To be done: Scan the records below for the word "Areas" and give only the number of lines that hold it.

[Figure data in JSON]

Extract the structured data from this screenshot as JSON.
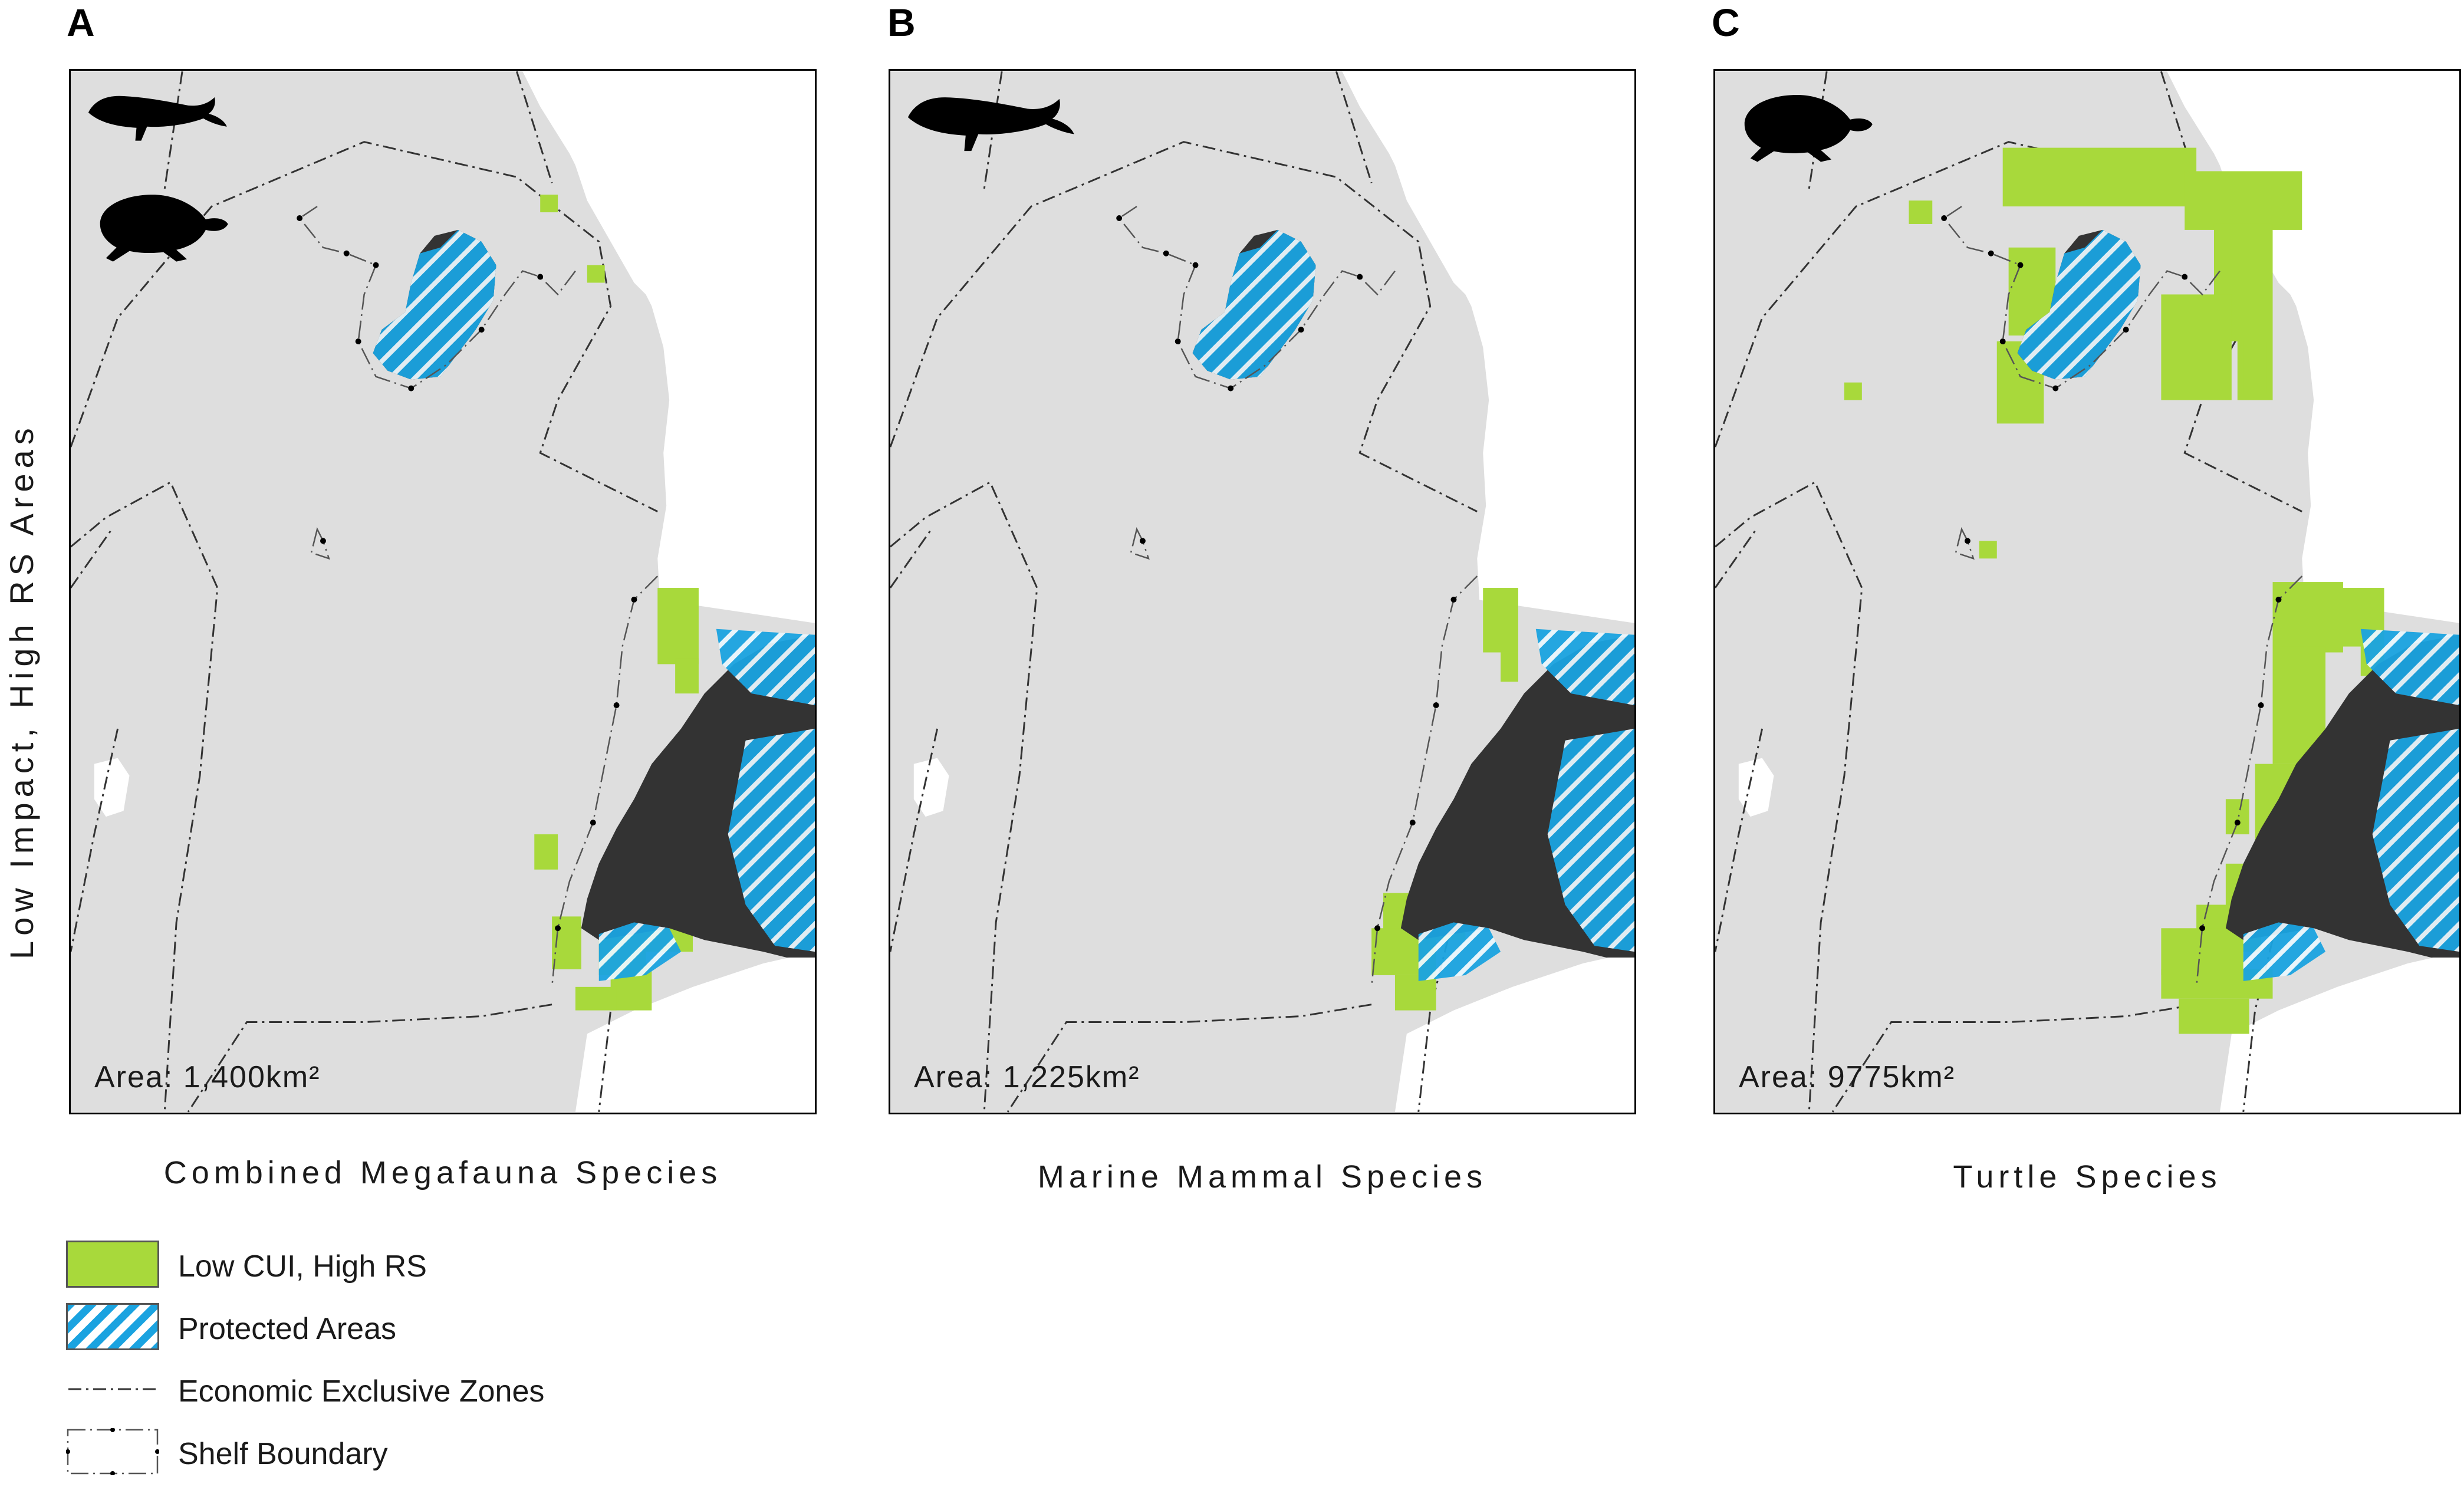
{
  "ylabel": "Low Impact, High RS Areas",
  "colors": {
    "land": "#333333",
    "sea": "#dedede",
    "highlight": "#a8d93b",
    "protected": "#1aa3e0"
  },
  "panels": [
    {
      "letter": "A",
      "area": "Area: 1,400km²",
      "caption": "Combined Megafauna Species",
      "icons": [
        "whale-icon",
        "turtle-icon"
      ]
    },
    {
      "letter": "B",
      "area": "Area: 1,225km²",
      "caption": "Marine Mammal Species",
      "icons": [
        "whale-icon"
      ]
    },
    {
      "letter": "C",
      "area": "Area: 9775km²",
      "caption": "Turtle Species",
      "icons": [
        "turtle-icon"
      ]
    }
  ],
  "legend": [
    {
      "label": "Low CUI, High RS",
      "symbol": "green-fill"
    },
    {
      "label": "Protected Areas",
      "symbol": "blue-hatch"
    },
    {
      "label": "Economic Exclusive Zones",
      "symbol": "dash-dot-line"
    },
    {
      "label": "Shelf Boundary",
      "symbol": "dotted-box"
    }
  ]
}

Solved exercise: 2